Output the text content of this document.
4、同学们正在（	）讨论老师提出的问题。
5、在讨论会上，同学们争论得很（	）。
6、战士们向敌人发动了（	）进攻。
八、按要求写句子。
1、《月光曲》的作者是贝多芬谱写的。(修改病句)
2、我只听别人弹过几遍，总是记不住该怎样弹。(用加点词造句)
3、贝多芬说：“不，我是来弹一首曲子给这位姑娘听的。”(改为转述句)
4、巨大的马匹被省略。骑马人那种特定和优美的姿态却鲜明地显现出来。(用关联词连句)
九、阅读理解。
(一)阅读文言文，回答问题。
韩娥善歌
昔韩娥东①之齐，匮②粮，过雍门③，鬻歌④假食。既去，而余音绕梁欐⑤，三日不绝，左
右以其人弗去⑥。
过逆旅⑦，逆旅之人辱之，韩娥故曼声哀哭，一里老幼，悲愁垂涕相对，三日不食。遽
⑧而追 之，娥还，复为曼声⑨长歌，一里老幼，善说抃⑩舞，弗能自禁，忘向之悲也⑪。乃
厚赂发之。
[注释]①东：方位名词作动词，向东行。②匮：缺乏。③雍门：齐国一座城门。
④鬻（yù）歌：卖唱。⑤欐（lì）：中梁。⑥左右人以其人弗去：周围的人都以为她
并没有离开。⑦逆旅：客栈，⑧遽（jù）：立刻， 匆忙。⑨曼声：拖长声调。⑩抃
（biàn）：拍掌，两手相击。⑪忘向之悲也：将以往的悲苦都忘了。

——

• [TASK GOAL]:
Write out the entries in full, exactly as given.

• [SOLVED PROBLEM]:
Output the text content of this document.
4、同学们正在（	）讨论老师提出的问题。
5、在讨论会上，同学们争论得很（	）。
6、战士们向敌人发动了（	）进攻。
八、按要求写句子。
1、《月光曲》的作者是贝多芬谱写的。(修改病句)
2、我只听别人弹过几遍，总是记不住该怎样弹。(用加点词造句)
3、贝多芬说：“不，我是来弹一首曲子给这位姑娘听的。”(改为转述句)
4、巨大的马匹被省略。骑马人那种特定和优美的姿态却鲜明地显现出来。(用关联词连句)
九、阅读理解。
(一)阅读文言文，回答问题。
韩娥善歌
昔韩娥东①之齐，匮②粮，过雍门③，鬻歌④假食。既去，而余音绕梁欐⑤，三日不绝，左
右以其人弗去⑥。
过逆旅⑦，逆旅之人辱之，韩娥故曼声哀哭，一里老幼，悲愁垂涕相对，三日不食。遽
⑧而追 之，娥还，复为曼声⑨长歌，一里老幼，善说抃⑩舞，弗能自禁，忘向之悲也⑪。乃
厚赂发之。
[注释]①东：方位名词作动词，向东行。②匮：缺乏。③雍门：齐国一座城门。
④鬻（yù）歌：卖唱。⑤欐（lì）：中梁。⑥左右人以其人弗去：周围的人都以为她
并没有离开。⑦逆旅：客栈，⑧遽（jù）：立刻， 匆忙。⑨曼声：拖长声调。⑩抃
（biàn）：拍掌，两手相击。⑪忘向之悲也：将以往的悲苦都忘了。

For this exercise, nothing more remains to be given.